> [Dataset extract]:
****************
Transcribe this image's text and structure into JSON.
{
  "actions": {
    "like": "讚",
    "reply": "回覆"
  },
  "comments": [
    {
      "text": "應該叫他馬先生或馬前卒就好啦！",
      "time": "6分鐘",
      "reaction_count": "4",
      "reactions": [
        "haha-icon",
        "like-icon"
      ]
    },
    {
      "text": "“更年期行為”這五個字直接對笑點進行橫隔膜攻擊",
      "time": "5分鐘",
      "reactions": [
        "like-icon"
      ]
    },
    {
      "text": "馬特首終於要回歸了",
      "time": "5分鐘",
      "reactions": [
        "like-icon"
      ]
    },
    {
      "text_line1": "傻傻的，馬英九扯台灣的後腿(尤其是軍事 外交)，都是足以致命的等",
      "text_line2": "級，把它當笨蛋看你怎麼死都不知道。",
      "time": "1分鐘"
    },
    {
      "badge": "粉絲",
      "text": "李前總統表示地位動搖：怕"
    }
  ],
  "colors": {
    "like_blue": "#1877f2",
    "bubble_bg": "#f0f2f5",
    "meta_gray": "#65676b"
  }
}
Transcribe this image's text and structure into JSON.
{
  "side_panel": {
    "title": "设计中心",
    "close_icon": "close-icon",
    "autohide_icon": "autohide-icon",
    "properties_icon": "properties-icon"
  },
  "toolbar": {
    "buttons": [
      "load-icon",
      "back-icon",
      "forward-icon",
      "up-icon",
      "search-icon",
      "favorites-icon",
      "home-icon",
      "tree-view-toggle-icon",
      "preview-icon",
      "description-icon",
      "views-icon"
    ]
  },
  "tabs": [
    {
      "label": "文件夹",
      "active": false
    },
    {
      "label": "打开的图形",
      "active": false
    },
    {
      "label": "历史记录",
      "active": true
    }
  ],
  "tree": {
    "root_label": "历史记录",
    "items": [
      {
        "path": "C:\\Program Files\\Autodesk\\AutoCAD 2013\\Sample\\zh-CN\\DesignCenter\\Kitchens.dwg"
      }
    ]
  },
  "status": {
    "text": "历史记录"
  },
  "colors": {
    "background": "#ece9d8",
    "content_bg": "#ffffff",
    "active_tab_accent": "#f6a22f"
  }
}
****************
Could you reproduce every record above exactly as it appears?

Transcribe this image's text and structure into JSON.
{
  "actions": {
    "like": "讚",
    "reply": "回覆"
  },
  "comments": [
    {
      "text": "應該叫他馬先生或馬前卒就好啦！",
      "time": "6分鐘",
      "reaction_count": "4",
      "reactions": [
        "haha-icon",
        "like-icon"
      ]
    },
    {
      "text": "“更年期行為”這五個字直接對笑點進行橫隔膜攻擊",
      "time": "5分鐘",
      "reactions": [
        "like-icon"
      ]
    },
    {
      "text": "馬特首終於要回歸了",
      "time": "5分鐘",
      "reactions": [
        "like-icon"
      ]
    },
    {
      "text_line1": "傻傻的，馬英九扯台灣的後腿(尤其是軍事 外交)，都是足以致命的等",
      "text_line2": "級，把它當笨蛋看你怎麼死都不知道。",
      "time": "1分鐘"
    },
    {
      "badge": "粉絲",
      "text": "李前總統表示地位動搖：怕"
    }
  ],
  "colors": {
    "like_blue": "#1877f2",
    "bubble_bg": "#f0f2f5",
    "meta_gray": "#65676b"
  }
}
Transcribe this image's text and structure into JSON.
{
  "side_panel": {
    "title": "设计中心",
    "close_icon": "close-icon",
    "autohide_icon": "autohide-icon",
    "properties_icon": "properties-icon"
  },
  "toolbar": {
    "buttons": [
      "load-icon",
      "back-icon",
      "forward-icon",
      "up-icon",
      "search-icon",
      "favorites-icon",
      "home-icon",
      "tree-view-toggle-icon",
      "preview-icon",
      "description-icon",
      "views-icon"
    ]
  },
  "tabs": [
    {
      "label": "文件夹",
      "active": false
    },
    {
      "label": "打开的图形",
      "active": false
    },
    {
      "label": "历史记录",
      "active": true
    }
  ],
  "tree": {
    "root_label": "历史记录",
    "items": [
      {
        "path": "C:\\Program Files\\Autodesk\\AutoCAD 2013\\Sample\\zh-CN\\DesignCenter\\Kitchens.dwg"
      }
    ]
  },
  "status": {
    "text": "历史记录"
  },
  "colors": {
    "background": "#ece9d8",
    "content_bg": "#ffffff",
    "active_tab_accent": "#f6a22f"
  }
}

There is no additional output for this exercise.